▶ OBIETTIVO DICHIARATO A: Estrai per intero e senza alcuna modifica il testo sui caregiver nelle aziende.

▶ ESTRATTO:
::::
IL VALORE NASCOSTO DEI CAREGIVER SE LE AZIENDE RISCHIANO DI SPRECARE IL PROPRIO WELFARE

Il tema è stato al centro del dibattito nell’incontro digitale dedicato alle aziende Caring Company: Crédit Agricole, Enel Italia, Mondelēz International e Santander Consumer Bank

Milano, 28 settembre 2022 –Lavoratori in azienda, spesso caregiver a casa. I dati stimano che nelle aziende, oltre il 70% delle persone sono caregiver, e cioè, si prendono cura di una o più persone care: un familiare, un figlio, un compagno. I dati dell’Osservatorio Vita – Lavoro di Lifeed evidenziano che solo l’8% delle persone si identifica in questo ruolo (9% donne vs 7% uomini).

Poca consapevolezza o stigma?

Poche persone comunicano sul luogo di lavoro di essere caregiver per paura che ciò possa influire negativamente sulla propria carriera. Tra coloro lo dichiarano, il 54% ammette di aver visto svanire l’assegnazione di compiti sfidanti, il 50% ha dichiarato di aver visto invece diminuire le possibilità di crescita salariale e di premi e il 46% di aver intrapreso un percorso di carriera insoddisfacente. (Fonte: “Talenti Senza Età 2019. Donne e Uomini over 50 sul lavoro”, Valore D)
::::
▶ VOCI:
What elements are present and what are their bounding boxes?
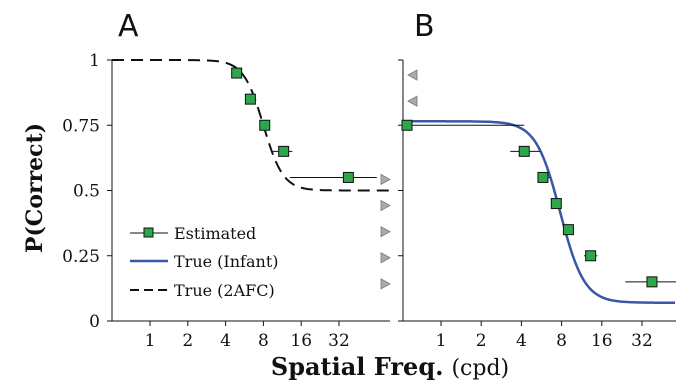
x-tick-label: 8: [258, 331, 269, 351]
estimated-point: [401, 119, 413, 131]
true-infant-curve: [403, 120, 675, 304]
x-tick-label: 32: [328, 331, 350, 351]
panel-a-curves: [112, 59, 390, 192]
y-axis-label: P(Correct): [22, 123, 48, 253]
legend-estimated-marker: [143, 227, 154, 238]
legend-item-true-2afc: True (2AFC): [130, 281, 275, 300]
panel-b: 1 2 4 8 16 32: [398, 59, 676, 351]
triangle-marker: [380, 199, 391, 212]
legend: Estimated True (Infant) True (2AFC): [130, 224, 278, 300]
x-tick-label: 16: [290, 331, 312, 351]
x-tick-label: 2: [476, 331, 487, 351]
x-axis-label-main: Spatial Freq.: [271, 352, 444, 381]
x-tick-label: 4: [516, 331, 527, 351]
panel-b-triangle-markers: [407, 69, 418, 107]
panel-b-points: [401, 119, 676, 288]
triangle-marker: [407, 95, 418, 107]
triangle-marker: [380, 225, 391, 238]
x-tick-label: 32: [631, 331, 653, 351]
estimated-point: [342, 171, 354, 183]
triangle-marker: [380, 252, 391, 264]
legend-2afc-label: True (2AFC): [174, 281, 275, 300]
triangle-marker: [380, 173, 391, 186]
estimated-point: [278, 145, 290, 157]
estimated-point: [562, 224, 574, 236]
x-tick-label: 8: [556, 331, 567, 351]
panel-a-letter: A: [118, 9, 139, 44]
panel-a-y-ticks: 0 0.25 0.5 0.75 1: [62, 51, 112, 332]
estimated-point: [550, 198, 562, 210]
legend-item-estimated: Estimated: [130, 224, 256, 243]
panel-a-points: [231, 67, 377, 183]
triangle-marker: [380, 278, 391, 290]
estimated-point: [231, 67, 243, 79]
estimated-point: [259, 119, 271, 131]
panel-a-x-ticks: 1 2 4 8 16 32: [145, 321, 350, 351]
legend-infant-label: True (Infant): [174, 252, 278, 271]
y-tick-label: 0.75: [62, 116, 100, 136]
x-tick-label: 1: [145, 331, 156, 351]
y-tick-label: 0.25: [62, 247, 100, 267]
triangle-marker: [407, 69, 418, 81]
estimated-point: [244, 93, 256, 105]
true-2afc-curve: [112, 59, 390, 192]
legend-estimated-label: Estimated: [174, 224, 256, 243]
estimated-point: [537, 171, 549, 183]
panel-a: 0 0.25 0.5 0.75 1 1 2 4 8 16 32 Estimated True (I…: [62, 51, 391, 351]
x-axis-label: Spatial Freq. (cpd): [271, 352, 509, 381]
x-tick-label: 2: [182, 331, 193, 351]
panel-b-x-ticks: 1 2 4 8 16 32: [436, 321, 653, 351]
estimated-point: [646, 276, 658, 288]
y-tick-label: 0.5: [73, 182, 100, 202]
x-tick-label: 4: [220, 331, 231, 351]
y-tick-label: 0: [89, 312, 100, 332]
panel-b-y-ticks: [398, 59, 403, 322]
x-axis-label-unit: (cpd): [451, 356, 509, 381]
panel-a-triangle-markers: [380, 173, 391, 290]
legend-item-true-infant: True (Infant): [130, 252, 278, 271]
y-tick-label: 1: [89, 51, 100, 71]
x-tick-label: 1: [436, 331, 447, 351]
estimated-point: [518, 145, 530, 157]
x-tick-label: 16: [591, 331, 613, 351]
panel-b-curves: [403, 120, 675, 304]
panel-b-letter: B: [414, 9, 435, 44]
estimated-point: [585, 250, 597, 262]
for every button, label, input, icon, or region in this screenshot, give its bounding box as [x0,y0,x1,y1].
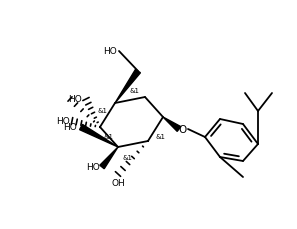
Polygon shape [80,125,118,147]
Text: OH: OH [111,178,125,187]
Polygon shape [115,70,140,104]
Text: &1: &1 [104,134,114,139]
Text: O: O [179,124,187,134]
Polygon shape [100,147,118,169]
Text: HO: HO [63,123,77,132]
Text: &1: &1 [123,154,133,160]
Text: HO: HO [68,95,82,104]
Text: &1: &1 [130,88,140,94]
Polygon shape [163,117,181,132]
Text: HO: HO [103,47,117,56]
Text: HO: HO [56,117,70,126]
Text: &1: &1 [156,134,166,139]
Text: HO: HO [86,163,100,172]
Text: &1: &1 [97,108,107,114]
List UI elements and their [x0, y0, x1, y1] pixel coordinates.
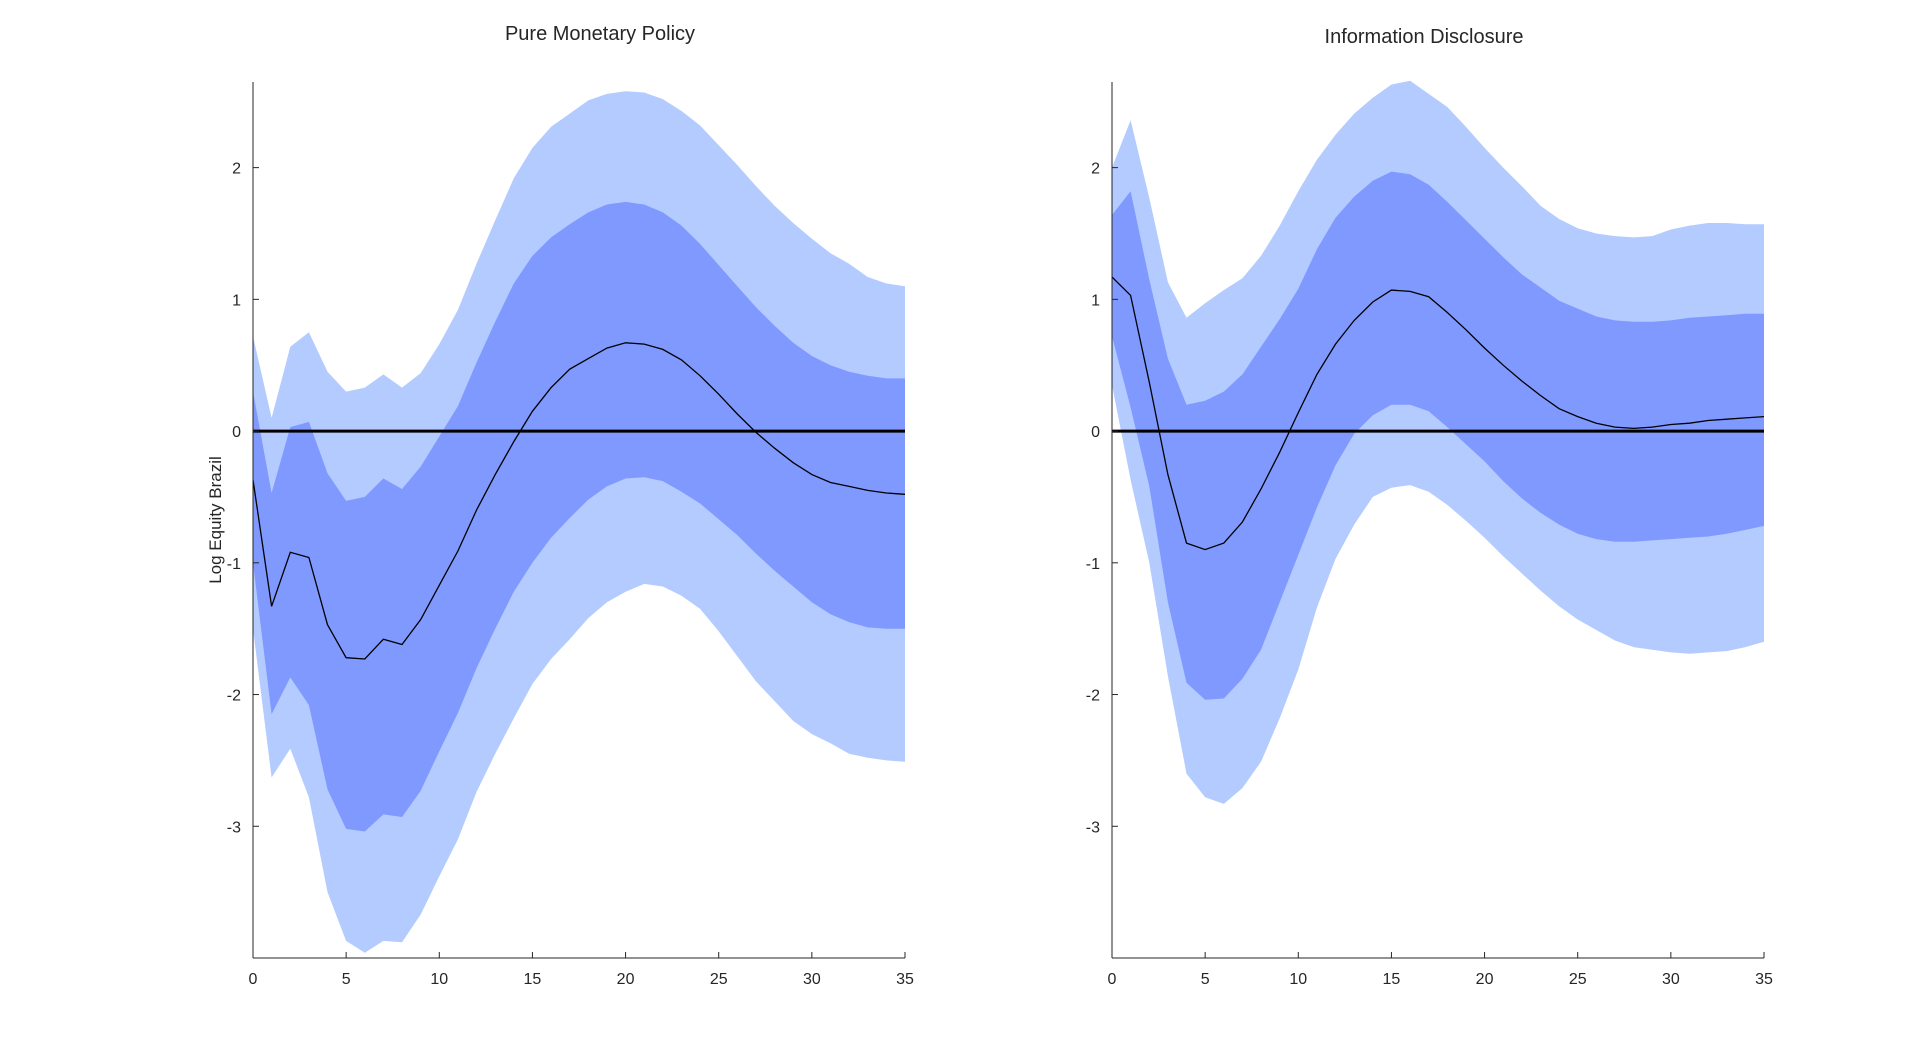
y-tick-label: -3	[1086, 819, 1100, 836]
x-tick-label: 0	[249, 971, 258, 988]
y-tick-label: -3	[227, 819, 241, 836]
y-tick-label: -1	[1086, 556, 1100, 573]
y-tick-label: -1	[227, 556, 241, 573]
x-tick-label: 0	[1108, 971, 1117, 988]
x-tick-label: 15	[524, 971, 542, 988]
y-tick-label: 0	[232, 424, 241, 441]
x-tick-label: 20	[617, 971, 635, 988]
y-tick-label: 2	[232, 161, 241, 178]
median-response-line	[252, 342, 906, 660]
y-tick-label: -2	[1086, 688, 1100, 705]
x-tick-label: 15	[1383, 971, 1401, 988]
x-tick-label: 10	[1289, 971, 1307, 988]
chart-title: Pure Monetary Policy	[505, 23, 695, 45]
inner-confidence-band	[253, 201, 905, 832]
median-response-line	[1111, 276, 1765, 551]
x-tick-label: 25	[710, 971, 728, 988]
y-tick-label: 2	[1091, 161, 1100, 178]
x-tick-label: 5	[342, 971, 351, 988]
x-tick-label: 30	[803, 971, 821, 988]
x-tick-label: 35	[896, 971, 914, 988]
chart-panel-pure-monetary-policy: Pure Monetary Policy Log Equity Brazil 0…	[206, 23, 914, 988]
y-tick-label: 1	[232, 292, 241, 309]
x-tick-label: 10	[430, 971, 448, 988]
x-tick-label: 30	[1662, 971, 1680, 988]
x-tick-label: 20	[1476, 971, 1494, 988]
y-tick-label: 1	[1091, 292, 1100, 309]
x-tick-label: 5	[1201, 971, 1210, 988]
x-tick-label: 35	[1755, 971, 1773, 988]
chart-panel-information-disclosure: Information Disclosure 0 5 10 15 20 25 30 35-3-…	[1086, 26, 1773, 988]
y-tick-label: 0	[1091, 424, 1100, 441]
chart-title: Information Disclosure	[1325, 26, 1524, 48]
outer-confidence-band	[1112, 80, 1764, 804]
y-tick-label: -2	[227, 688, 241, 705]
x-tick-label: 25	[1569, 971, 1587, 988]
inner-confidence-band	[1112, 171, 1764, 700]
y-axis-label: Log Equity Brazil	[206, 456, 225, 584]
::::
▶ OBIETTIVO DICHIARATO B: Nei record, aggiorna le righe che partono da quella contenente "Polygon shape [80,125,118,147]" e terminano con quella contenente "List UI elements", sostituendo "Polygon shape" con "Forma poligonale" e lasciando invariato tutto il resto. Restituisci soltanto queste righe.

▶ SOLUZIONE SCRITTA A:
IL VALORE NASCOSTO DEI CAREGIVER SE LE AZIENDE RISCHIANO DI SPRECARE IL PROPRIO WELFARE

Il tema è stato al centro del dibattito nell’incontro digitale dedicato alle aziende Caring Company: Crédit Agricole, Enel Italia, Mondelēz International e Santander Consumer Bank

Milano, 28 settembre 2022 –Lavoratori in azienda, spesso caregiver a casa. I dati stimano che nelle aziende, oltre il 70% delle persone sono caregiver, e cioè, si prendono cura di una o più persone care: un familiare, un figlio, un compagno. I dati dell’Osservatorio Vita – Lavoro di Lifeed evidenziano che solo l’8% delle persone si identifica in questo ruolo (9% donne vs 7% uomini).

Poca consapevolezza o stigma?

Poche persone comunicano sul luogo di lavoro di essere caregiver per paura che ciò possa influire negativamente sulla propria carriera. Tra coloro lo dichiarano, il 54% ammette di aver visto svanire l’assegnazione di compiti sfidanti, il 50% ha dichiarato di aver visto invece diminuire le possibilità di crescita salariale e di premi e il 46% di aver intrapreso un percorso di carriera insoddisfacente. (Fonte: “Talenti Senza Età 2019. Donne e Uomini over 50 sul lavoro”, Valore D)

▶ SOLUZIONE SCRITTA B:
Forma poligonale [80,125,118,147]
Text: OH: OH [111,178,125,187]
Forma poligonale [115,70,140,104]
Text: &1: &1 [104,134,114,139]
Text: O: O [179,124,187,134]
Forma poligonale [100,147,118,169]
Text: HO: HO [63,123,77,132]
Text: &1: &1 [123,154,133,160]
Text: HO: HO [68,95,82,104]
Text: &1: &1 [130,88,140,94]
Forma poligonale [163,117,181,132]
Text: HO: HO [103,47,117,56]
Text: HO: HO [56,117,70,126]
Text: &1: &1 [156,134,166,139]
Text: HO: HO [86,163,100,172]
Text: &1: &1 [97,108,107,114]
List UI elements and their [x0, y0, x1, y1] pixel coordinates.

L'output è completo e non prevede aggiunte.